Task statement: Select every line below containing the word "языкѣ".
#### Input data
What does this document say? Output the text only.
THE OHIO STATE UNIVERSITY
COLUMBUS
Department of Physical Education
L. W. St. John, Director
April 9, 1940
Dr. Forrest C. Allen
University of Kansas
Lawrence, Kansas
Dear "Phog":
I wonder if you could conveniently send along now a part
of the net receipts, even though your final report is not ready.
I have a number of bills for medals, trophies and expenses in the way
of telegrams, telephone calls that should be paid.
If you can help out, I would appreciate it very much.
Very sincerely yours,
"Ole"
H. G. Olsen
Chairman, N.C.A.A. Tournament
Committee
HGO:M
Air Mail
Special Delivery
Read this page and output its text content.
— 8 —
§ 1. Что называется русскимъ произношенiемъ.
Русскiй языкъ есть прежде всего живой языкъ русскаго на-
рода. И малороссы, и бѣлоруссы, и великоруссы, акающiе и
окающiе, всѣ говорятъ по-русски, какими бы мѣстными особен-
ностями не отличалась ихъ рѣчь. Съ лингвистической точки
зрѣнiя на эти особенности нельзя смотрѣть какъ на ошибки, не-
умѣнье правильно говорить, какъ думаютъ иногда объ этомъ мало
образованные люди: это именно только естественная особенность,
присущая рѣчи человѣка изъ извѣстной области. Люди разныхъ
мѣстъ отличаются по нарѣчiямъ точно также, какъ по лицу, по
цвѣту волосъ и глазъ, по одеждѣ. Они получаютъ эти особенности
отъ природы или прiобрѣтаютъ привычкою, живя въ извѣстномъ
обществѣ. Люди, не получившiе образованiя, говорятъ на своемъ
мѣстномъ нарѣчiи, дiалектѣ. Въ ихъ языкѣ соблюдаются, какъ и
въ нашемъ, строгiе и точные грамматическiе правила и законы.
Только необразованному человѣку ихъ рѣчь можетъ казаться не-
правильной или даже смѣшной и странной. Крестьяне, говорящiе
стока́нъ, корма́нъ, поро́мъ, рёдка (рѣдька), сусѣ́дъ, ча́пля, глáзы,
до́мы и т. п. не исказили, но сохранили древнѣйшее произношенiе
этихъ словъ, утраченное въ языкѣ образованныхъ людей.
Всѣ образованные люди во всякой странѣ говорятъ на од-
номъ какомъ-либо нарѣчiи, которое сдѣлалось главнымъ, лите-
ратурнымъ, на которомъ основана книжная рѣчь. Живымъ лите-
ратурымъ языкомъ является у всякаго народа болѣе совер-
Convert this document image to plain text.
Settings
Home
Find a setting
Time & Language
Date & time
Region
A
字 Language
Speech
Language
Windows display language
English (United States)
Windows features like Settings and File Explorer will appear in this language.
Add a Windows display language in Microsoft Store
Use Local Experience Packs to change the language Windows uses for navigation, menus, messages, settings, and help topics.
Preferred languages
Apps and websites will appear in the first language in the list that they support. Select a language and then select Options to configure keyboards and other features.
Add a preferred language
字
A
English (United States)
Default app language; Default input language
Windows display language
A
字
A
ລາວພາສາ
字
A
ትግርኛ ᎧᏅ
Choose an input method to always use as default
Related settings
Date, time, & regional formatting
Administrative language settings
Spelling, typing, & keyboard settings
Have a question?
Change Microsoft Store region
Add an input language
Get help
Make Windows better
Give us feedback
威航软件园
########
Expected answer:
мѣстномъ нарѣчiи, дiалектѣ. Въ ихъ языкѣ соблюдаются, какъ и
этихъ словъ, утраченное въ языкѣ образованныхъ людей.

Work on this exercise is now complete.